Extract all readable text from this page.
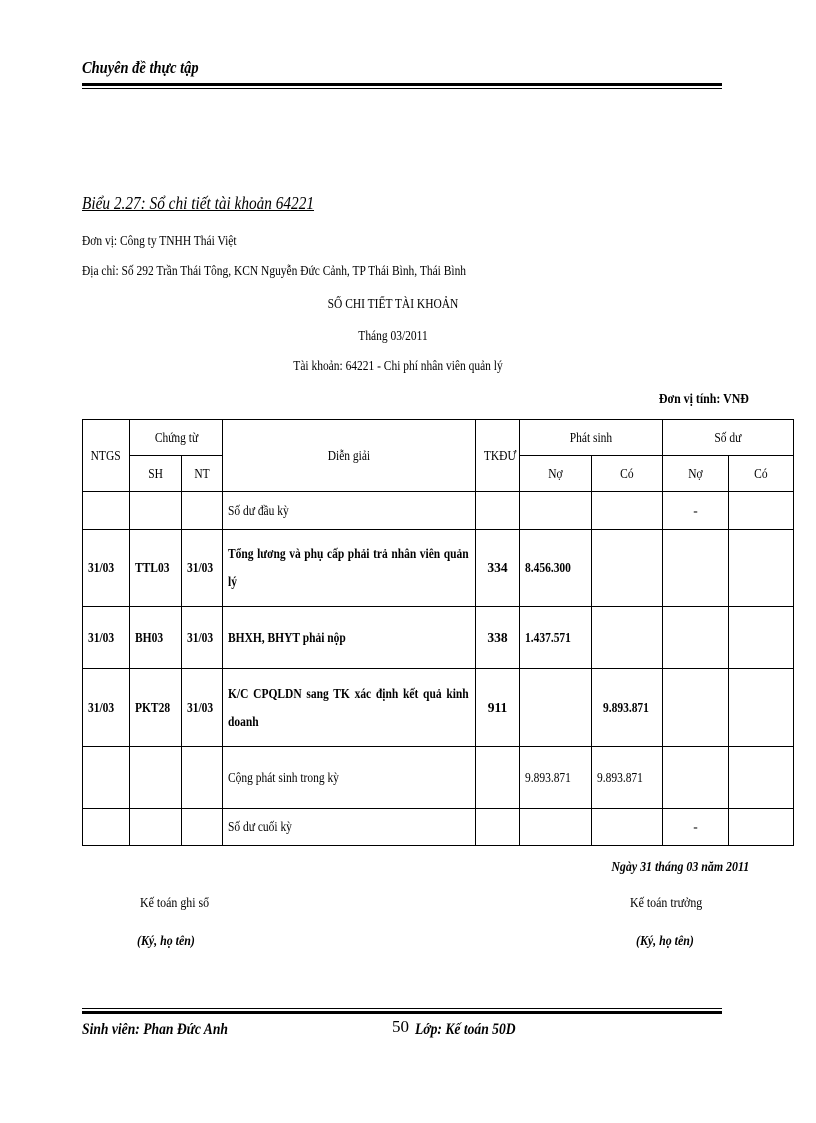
Chuyên đề thực tập
Biểu 2.27: Sổ chi tiết tài khoản 64221
Đơn vị: Công ty TNHH Thái Việt
Địa chỉ: Số 292 Trần Thái Tông, KCN Nguyễn Đức Cảnh, TP Thái Bình, Thái Bình
SỔ CHI TIẾT TÀI KHOẢN
Tháng 03/2011
Tài khoản: 64221 - Chi phí nhân viên quản lý
Đơn vị tính: VNĐ
NTGS	Chứng từ		Diễn giải	TKĐƯ	Phát sinh		Số dư	
	SH	NT			Nợ	Có	Nợ	Có
			Số dư đầu kỳ				-	
31/03	TTL03	31/03	Tổng lương và phụ cấp phải trả nhân viên quản lý	334	8.456.300			
31/03	BH03	31/03	BHXH, BHYT phải nộp	338	1.437.571			
31/03	PKT28	31/03	K/C CPQLDN sang TK xác định kết quả kinh doanh	911		9.893.871		
			Cộng phát sinh trong kỳ		9.893.871	9.893.871		
			Số dư cuối kỳ				-	
Ngày 31 tháng 03 năm 2011
Kế toán ghi sổ
(Ký, họ tên)
Kế toán trưởng
(Ký, họ tên)
Sinh viên: Phan Đức Anh	50 Lớp: Kế toán 50D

━━━━━━━━━━

* YOUR OBJECTIVE:
Pictures don't belong in the copy. Transcribe every record exactly as it appears.

* EXERCISE RESULT:
Extract all readable text from this page.
Chuyên đề thực tập
Biểu 2.27: Sổ chi tiết tài khoản 64221
Đơn vị: Công ty TNHH Thái Việt
Địa chỉ: Số 292 Trần Thái Tông, KCN Nguyễn Đức Cảnh, TP Thái Bình, Thái Bình
SỔ CHI TIẾT TÀI KHOẢN
Tháng 03/2011
Tài khoản: 64221 - Chi phí nhân viên quản lý
Đơn vị tính: VNĐ
NTGS	Chứng từ		Diễn giải	TKĐƯ	Phát sinh		Số dư	
	SH	NT			Nợ	Có	Nợ	Có
			Số dư đầu kỳ				-	
31/03	TTL03	31/03	Tổng lương và phụ cấp phải trả nhân viên quản lý	334	8.456.300			
31/03	BH03	31/03	BHXH, BHYT phải nộp	338	1.437.571			
31/03	PKT28	31/03	K/C CPQLDN sang TK xác định kết quả kinh doanh	911		9.893.871		
			Cộng phát sinh trong kỳ		9.893.871	9.893.871		
			Số dư cuối kỳ				-	
Ngày 31 tháng 03 năm 2011
Kế toán ghi sổ
(Ký, họ tên)
Kế toán trưởng
(Ký, họ tên)
Sinh viên: Phan Đức Anh	50 Lớp: Kế toán 50D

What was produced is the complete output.